▶ _Tasks and exercises_:
(a) According to the Vault bug report, what is currently the only way to solve the problem?
(b) Continue the Vault bug report from its last line.
-- START OF Excerpt to read --
The only way to solve this right now is to completely remove the persistent volume for the pod, and restart. This means it's impossible to update the Vault cluster without doing a full restore.

To Reproduce
Steps to reproduce the behavior:

  1. Run a 3 node cluster
  2. Restart one of the nodes

Expected behavior
Vault is able to recover from restarts.

Environment:

  • Vault Server Version (retrieve with vault status): 1.17.5
  • Vault CLI Version (retrieve with vault version): Vault v1.17.5 (4d0c53e), built 2024-08-30T15:54:57Z
  • Server Operating System/Architecture: Kubernetes, bare metal

Vault server configuration file(s):

disable_mlock = true
ui = true

listener "tcp" {
  tls_disable = 1
  address = "[::]:8200"
  cluster_address = "[::]:8201"

  # Enable unauthenticated metrics access (necessary for Prometheus Operator)
-- END OF Excerpt to read --
-- START OF Items --
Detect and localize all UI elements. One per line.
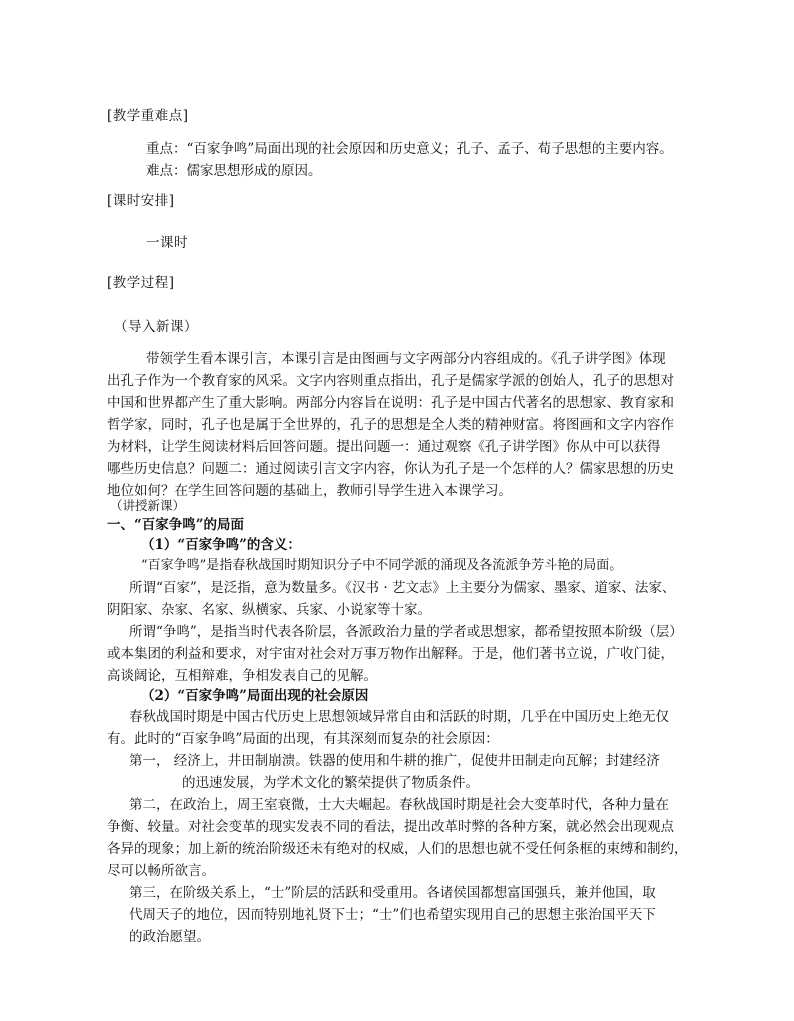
intro-line: 哲学家，同时，孔子也是属于全世界的，孔子的思想是全人类的精神财富。将图画和文字内容作 [107,417,674,433]
intro-line: 为材料，让学生阅读材料后回答问题。提出问题一：通过观察《孔子讲学图》你从中可以获得 [107,439,661,455]
reason3-line: 第三，在阶级关系上，“士”阶层的活跃和受重用。各诸侯国都想富国强兵，兼并他国，取 [129,885,656,901]
sub2-title: （2）“百家争鸣”局面出现的社会原因 [141,688,369,704]
zhengming-line: 或本集团的利益和要求，对宇宙对社会对万事万物作出解释。于是，他们著书立说，广收门徒， [107,646,674,662]
sub2-intro-line: 有。此时的“百家争鸣”局面的出现，有其深刻而复杂的社会原因： [107,731,499,747]
reason1-line: 的迅速发展，为学术文化的繁荣提供了物质条件。 [182,775,479,791]
sub1-title: （1）“百家争鸣”的含义： [141,537,301,553]
zhengming-line: 高谈阔论，互相辩难，争相发表自己的见解。 [107,668,377,684]
schedule-heading: [课时安排] [107,193,175,209]
reason3-line: 代周天子的地位，因而特别地礼贤下士；“士”们也希望实现用自己的思想主张治国平天下 [129,907,656,923]
intro-line: 带领学生看本课引言，本课引言是由图画与文字两部分内容组成的。《孔子讲学图》体现 [146,351,666,367]
intro-line: 出孔子作为一个教育家的风采。文字内容则重点指出，孔子是儒家学派的创始人，孔子的思想对 [107,373,674,389]
baijia-line: 阴阳家、杂家、名家、纵横家、兵家、小说家等十家。 [107,602,431,618]
intro-line: 地位如何？在学生回答问题的基础上，教师引导学生进入本课学习。 [107,483,512,499]
schedule-value: 一课时 [146,235,188,251]
reason3-line: 的政治愿望。 [129,929,210,945]
key-points-heading: [教学重难点] [107,108,189,124]
difficult-point: 难点：儒家思想形成的原因。 [146,163,322,179]
reason2-line: 第二，在政治上，周王室衰微，士大夫崛起。春秋战国时期是社会大变革时代，各种力量在 [129,797,669,813]
reason2-line: 尽可以畅所欲言。 [107,863,215,879]
sub1-definition: “百家争鸣”是指春秋战国时期知识分子中不同学派的涌现及各流派争芳斗艳的局面。 [141,558,623,573]
reason2-line: 各异的现象；加上新的统治阶级还未有绝对的权威，人们的思想也就不受任何条框的束缚和制约， [107,841,688,857]
process-heading: [教学过程] [107,275,175,291]
reason1-line: 第一， 经济上，井田制崩溃。铁器的使用和牛耕的推广，促使井田制走向瓦解；封建经济 [129,753,660,769]
new-lesson-label: （讲授新课） [110,498,186,513]
intro-line: 中国和世界都产生了重大影响。两部分内容旨在说明：孔子是中国古代著名的思想家、教育家和 [107,395,674,411]
zhengming-line: 所谓“争鸣”，是指当时代表各阶层，各派政治力量的学者或思想家，都希望按照本阶级（层） [129,624,683,640]
part1-title: 一、“百家争鸣”的局面 [107,517,245,533]
reason2-line: 争衡、较量。对社会变革的现实发表不同的看法，提出改革时弊的各种方案，就必然会出现观点 [107,819,674,835]
sub2-intro-line: 春秋战国时期是中国古代历史上思想领域异常自由和活跃的时期，几乎在中国历史上绝无仅 [129,709,669,725]
key-point: 重点：“百家争鸣”局面出现的社会原因和历史意义；孔子、孟子、荀子思想的主要内容。 [146,141,673,157]
baijia-line: 所谓“百家”，是泛指，意为数量多。《汉书 · 艺文志》上主要分为儒家、墨家、道家、法家、 [129,580,676,596]
intro-label: （导入新课） [114,319,198,335]
intro-line: 哪些历史信息？问题二：通过阅读引言文字内容，你认为孔子是一个怎样的人？儒家思想的历史 [107,461,674,477]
-- END OF Items --
▶ _In response_:
(a) Completely remove the persistent volume for the pod, then restart.

(b)
  telemetry {
    unauthenticated_metrics_access = "true"
  }
}

storage "raft" {
  path = "/vault/data"
  raft_wal = "true"
  raft_log_verifier_enabled = "true"

  retry_join {
    leader_api_addr = "http://vault-0.vault-internal:8200"
  }
  retry_join {
    leader_api_addr = "http://vault-1.vault-internal:8200"
  }
  retry_join {
    leader_api_addr = "http://vault-2.vault-internal:8200"
  }
}

service_registration "kubernetes" {}

telemetry {
  prometheus_retention_time = "30s"
  disable_hostname = true
}

Additional context

  • I understand the panic is from boltdb, but I'm wondering if Vault is doing anything specific which causes this issue.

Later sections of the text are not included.